● **EXERCISE AIM**:
Your answer should be one number: how many lines of the data include the string "крови"?
━━━━━━━━━━━━━━━━━━━━
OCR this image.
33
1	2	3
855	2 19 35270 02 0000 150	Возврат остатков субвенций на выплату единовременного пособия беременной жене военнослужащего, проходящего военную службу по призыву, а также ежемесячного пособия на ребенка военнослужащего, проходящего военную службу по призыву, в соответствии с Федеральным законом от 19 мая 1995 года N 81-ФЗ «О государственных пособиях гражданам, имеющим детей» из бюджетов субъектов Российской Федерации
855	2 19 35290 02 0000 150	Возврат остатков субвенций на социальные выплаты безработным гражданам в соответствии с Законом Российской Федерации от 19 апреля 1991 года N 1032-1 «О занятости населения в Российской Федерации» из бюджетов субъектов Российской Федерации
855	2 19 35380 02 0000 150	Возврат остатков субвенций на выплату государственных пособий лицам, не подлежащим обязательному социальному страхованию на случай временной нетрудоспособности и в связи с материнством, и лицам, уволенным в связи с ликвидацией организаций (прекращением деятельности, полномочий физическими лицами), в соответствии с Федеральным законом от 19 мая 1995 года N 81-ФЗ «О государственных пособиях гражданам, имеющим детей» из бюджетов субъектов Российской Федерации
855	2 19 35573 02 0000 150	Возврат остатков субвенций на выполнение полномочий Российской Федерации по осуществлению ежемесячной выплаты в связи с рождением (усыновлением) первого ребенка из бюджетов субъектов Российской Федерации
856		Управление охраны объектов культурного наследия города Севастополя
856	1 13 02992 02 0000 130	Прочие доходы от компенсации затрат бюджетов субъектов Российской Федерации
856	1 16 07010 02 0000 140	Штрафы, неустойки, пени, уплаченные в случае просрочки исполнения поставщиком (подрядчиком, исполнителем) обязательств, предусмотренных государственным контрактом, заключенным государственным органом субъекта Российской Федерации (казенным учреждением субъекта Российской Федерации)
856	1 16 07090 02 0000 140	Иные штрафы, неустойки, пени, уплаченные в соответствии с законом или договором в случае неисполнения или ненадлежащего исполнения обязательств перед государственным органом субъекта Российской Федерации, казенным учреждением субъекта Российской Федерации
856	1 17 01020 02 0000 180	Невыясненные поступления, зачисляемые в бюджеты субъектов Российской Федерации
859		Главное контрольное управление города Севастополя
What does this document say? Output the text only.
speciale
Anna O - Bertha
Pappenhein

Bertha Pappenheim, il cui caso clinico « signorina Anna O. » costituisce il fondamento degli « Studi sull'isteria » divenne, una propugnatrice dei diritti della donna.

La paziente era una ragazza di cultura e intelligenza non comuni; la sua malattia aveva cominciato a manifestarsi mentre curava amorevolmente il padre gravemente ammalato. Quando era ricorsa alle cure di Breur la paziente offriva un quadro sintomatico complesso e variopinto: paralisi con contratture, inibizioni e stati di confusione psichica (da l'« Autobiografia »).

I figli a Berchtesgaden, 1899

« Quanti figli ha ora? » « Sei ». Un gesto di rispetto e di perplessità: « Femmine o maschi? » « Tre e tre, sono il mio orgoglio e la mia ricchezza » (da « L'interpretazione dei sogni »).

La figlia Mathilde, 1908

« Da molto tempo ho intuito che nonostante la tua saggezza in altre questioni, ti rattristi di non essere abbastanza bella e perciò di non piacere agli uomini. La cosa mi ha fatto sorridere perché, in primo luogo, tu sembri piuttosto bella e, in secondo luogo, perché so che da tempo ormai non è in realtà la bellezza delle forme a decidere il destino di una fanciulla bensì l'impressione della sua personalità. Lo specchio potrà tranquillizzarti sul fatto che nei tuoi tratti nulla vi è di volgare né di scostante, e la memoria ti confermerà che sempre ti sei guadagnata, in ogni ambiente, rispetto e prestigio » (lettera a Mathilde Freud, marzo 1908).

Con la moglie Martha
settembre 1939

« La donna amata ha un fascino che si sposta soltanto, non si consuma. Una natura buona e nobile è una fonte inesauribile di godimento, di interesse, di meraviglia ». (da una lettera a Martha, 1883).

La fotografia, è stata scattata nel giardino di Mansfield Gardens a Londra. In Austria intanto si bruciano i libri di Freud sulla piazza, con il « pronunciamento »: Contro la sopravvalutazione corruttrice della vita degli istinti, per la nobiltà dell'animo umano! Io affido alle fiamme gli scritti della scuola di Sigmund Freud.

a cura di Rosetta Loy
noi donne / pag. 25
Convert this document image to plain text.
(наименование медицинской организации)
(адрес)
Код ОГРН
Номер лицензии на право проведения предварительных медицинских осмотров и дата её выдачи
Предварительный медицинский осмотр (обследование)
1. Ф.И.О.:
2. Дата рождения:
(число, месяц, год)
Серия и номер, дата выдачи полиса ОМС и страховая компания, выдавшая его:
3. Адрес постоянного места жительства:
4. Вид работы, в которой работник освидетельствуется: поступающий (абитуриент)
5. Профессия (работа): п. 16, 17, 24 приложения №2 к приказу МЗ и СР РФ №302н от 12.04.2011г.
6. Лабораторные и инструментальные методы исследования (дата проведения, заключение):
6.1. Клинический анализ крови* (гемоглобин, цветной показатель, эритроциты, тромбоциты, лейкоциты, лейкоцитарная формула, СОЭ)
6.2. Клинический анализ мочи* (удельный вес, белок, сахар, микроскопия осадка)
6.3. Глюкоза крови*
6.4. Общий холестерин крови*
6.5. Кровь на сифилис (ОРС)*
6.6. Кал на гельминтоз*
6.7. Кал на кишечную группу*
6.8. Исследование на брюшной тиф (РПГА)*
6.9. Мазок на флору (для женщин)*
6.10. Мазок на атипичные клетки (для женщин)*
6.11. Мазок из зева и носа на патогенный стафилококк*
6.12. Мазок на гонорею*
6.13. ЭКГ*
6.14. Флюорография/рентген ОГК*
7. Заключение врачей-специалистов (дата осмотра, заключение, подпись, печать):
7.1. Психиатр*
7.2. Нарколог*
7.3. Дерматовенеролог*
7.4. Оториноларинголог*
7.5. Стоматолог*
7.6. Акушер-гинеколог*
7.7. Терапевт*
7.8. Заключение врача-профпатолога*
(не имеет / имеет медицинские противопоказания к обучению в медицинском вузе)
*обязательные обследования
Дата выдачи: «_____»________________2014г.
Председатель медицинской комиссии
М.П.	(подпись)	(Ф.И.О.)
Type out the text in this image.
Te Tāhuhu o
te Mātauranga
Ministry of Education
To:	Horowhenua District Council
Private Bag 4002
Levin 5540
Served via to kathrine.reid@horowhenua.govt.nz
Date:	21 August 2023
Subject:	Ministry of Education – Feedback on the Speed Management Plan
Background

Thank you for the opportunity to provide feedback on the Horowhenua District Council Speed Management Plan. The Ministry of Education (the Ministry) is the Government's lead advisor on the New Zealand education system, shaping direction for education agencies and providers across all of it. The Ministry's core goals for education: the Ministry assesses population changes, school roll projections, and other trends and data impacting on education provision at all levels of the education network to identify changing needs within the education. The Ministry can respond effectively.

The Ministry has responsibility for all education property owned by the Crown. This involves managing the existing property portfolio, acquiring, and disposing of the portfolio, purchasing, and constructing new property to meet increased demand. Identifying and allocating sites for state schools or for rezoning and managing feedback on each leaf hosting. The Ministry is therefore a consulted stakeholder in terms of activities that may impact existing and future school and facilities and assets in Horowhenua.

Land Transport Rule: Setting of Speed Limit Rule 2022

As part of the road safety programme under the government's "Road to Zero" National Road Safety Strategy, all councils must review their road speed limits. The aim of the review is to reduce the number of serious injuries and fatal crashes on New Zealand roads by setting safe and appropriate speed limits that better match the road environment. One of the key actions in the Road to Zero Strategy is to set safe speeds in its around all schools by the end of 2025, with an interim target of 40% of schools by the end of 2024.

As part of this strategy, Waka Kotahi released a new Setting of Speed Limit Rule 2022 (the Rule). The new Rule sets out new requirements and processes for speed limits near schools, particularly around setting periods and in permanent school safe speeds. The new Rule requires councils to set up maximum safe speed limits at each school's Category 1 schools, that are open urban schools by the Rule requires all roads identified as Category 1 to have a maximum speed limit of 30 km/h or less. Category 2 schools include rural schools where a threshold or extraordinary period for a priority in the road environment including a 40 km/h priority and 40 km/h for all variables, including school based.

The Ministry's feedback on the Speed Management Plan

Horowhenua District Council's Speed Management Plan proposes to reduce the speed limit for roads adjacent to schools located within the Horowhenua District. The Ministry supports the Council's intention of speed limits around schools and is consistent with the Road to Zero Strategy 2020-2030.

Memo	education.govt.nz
━━━━━━━━━━━━━━━━━━━━
● **SOLUTION FOR THIS EXERCISE**:
3